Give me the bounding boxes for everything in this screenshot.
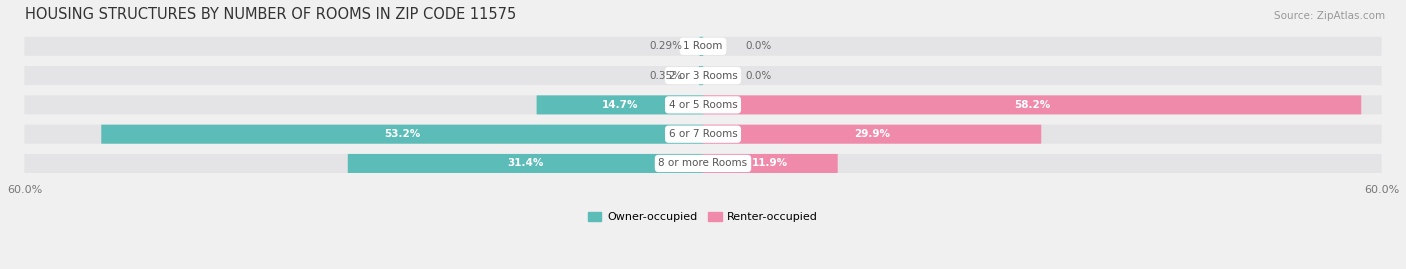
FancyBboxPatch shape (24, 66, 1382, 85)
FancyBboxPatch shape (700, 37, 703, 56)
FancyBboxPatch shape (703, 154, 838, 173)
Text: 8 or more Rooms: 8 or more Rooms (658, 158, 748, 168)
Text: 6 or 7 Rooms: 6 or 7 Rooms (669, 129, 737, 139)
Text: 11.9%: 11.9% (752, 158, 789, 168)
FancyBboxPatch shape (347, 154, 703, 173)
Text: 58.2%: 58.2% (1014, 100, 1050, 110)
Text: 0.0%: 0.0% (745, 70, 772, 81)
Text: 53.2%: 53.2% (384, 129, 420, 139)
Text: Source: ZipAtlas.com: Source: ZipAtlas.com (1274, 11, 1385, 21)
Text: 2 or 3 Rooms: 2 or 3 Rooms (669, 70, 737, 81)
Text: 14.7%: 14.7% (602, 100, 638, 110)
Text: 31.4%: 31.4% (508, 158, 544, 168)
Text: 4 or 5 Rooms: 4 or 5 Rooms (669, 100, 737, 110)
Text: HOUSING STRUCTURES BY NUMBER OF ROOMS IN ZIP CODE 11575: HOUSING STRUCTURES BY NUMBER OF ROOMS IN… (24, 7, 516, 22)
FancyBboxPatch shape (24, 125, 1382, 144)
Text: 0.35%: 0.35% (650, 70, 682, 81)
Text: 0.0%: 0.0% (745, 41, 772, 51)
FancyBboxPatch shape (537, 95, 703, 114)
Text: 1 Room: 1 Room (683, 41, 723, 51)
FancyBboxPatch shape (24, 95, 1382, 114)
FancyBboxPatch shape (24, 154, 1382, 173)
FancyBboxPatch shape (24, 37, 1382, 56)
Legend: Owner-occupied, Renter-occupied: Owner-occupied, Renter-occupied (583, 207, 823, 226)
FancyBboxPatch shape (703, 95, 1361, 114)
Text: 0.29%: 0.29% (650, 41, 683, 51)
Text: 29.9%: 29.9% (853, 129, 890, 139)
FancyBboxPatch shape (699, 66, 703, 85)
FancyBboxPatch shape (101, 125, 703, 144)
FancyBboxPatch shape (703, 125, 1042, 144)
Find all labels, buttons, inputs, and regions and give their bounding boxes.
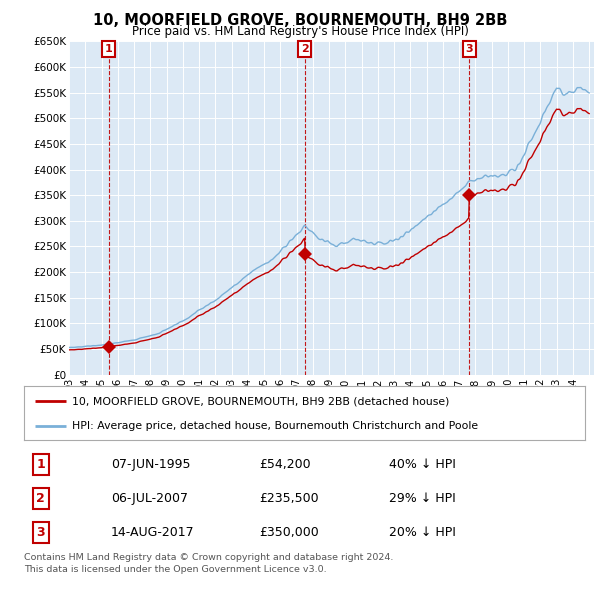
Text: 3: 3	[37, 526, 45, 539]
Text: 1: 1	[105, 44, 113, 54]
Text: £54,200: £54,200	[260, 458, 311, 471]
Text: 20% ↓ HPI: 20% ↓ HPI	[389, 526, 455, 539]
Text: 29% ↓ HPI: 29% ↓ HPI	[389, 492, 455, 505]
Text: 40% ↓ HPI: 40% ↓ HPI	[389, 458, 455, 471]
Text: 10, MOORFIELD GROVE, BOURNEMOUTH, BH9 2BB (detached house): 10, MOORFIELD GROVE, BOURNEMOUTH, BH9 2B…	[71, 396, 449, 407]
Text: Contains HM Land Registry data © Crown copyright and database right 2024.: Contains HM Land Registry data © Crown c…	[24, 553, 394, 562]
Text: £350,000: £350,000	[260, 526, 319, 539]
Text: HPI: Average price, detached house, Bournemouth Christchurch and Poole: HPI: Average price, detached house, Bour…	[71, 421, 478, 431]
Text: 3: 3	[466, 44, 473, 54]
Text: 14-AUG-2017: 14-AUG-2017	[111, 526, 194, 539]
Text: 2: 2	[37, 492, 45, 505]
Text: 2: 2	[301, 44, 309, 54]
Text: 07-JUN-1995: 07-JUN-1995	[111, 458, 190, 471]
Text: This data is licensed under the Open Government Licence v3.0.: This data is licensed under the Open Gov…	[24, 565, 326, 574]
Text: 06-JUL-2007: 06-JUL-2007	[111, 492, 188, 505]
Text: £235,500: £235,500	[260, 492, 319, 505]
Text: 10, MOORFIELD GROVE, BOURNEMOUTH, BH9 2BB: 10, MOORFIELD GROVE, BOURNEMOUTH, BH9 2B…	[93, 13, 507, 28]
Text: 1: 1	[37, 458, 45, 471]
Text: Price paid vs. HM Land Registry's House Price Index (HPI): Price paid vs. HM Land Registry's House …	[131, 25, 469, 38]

-.-.-

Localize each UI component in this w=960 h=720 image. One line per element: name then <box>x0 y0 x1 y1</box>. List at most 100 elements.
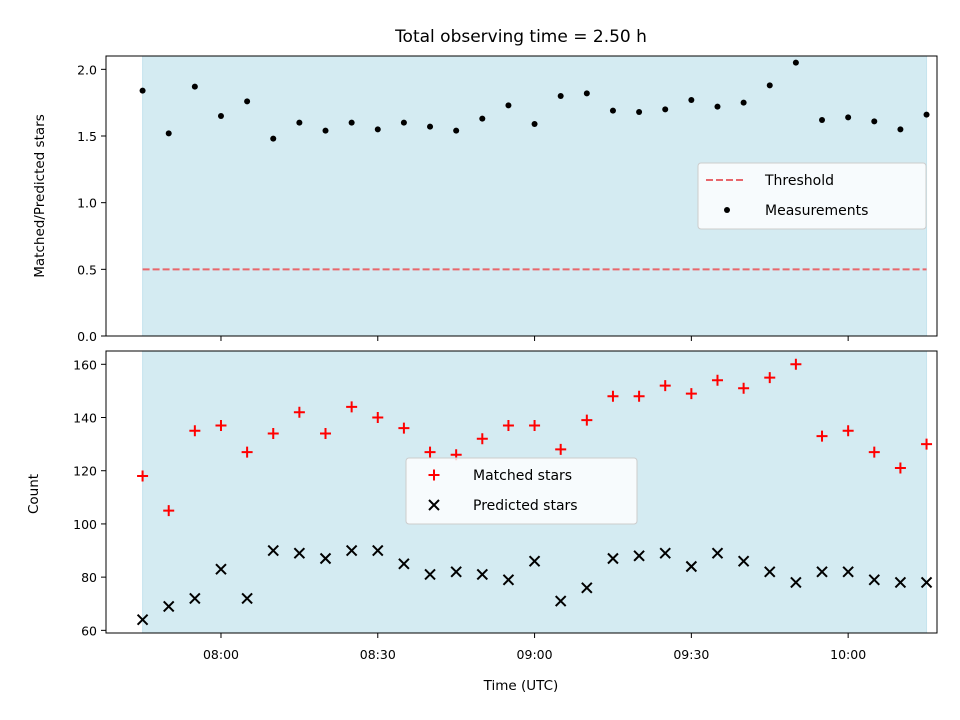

-.-.-

Required work: Retype everything from the line containing "Give me the" down to the line containing "Text: 58.2%: 58.2% (1014, 100, 1050, 110)", both ends included, with no changes. Leave the pictures out of your answer.

Exercise answer:
Give me the bounding boxes for everything in this screenshot.
FancyBboxPatch shape (24, 66, 1382, 85)
FancyBboxPatch shape (700, 37, 703, 56)
FancyBboxPatch shape (703, 154, 838, 173)
Text: 8 or more Rooms: 8 or more Rooms (658, 158, 748, 168)
Text: 6 or 7 Rooms: 6 or 7 Rooms (669, 129, 737, 139)
Text: 11.9%: 11.9% (752, 158, 789, 168)
FancyBboxPatch shape (347, 154, 703, 173)
Text: 58.2%: 58.2% (1014, 100, 1050, 110)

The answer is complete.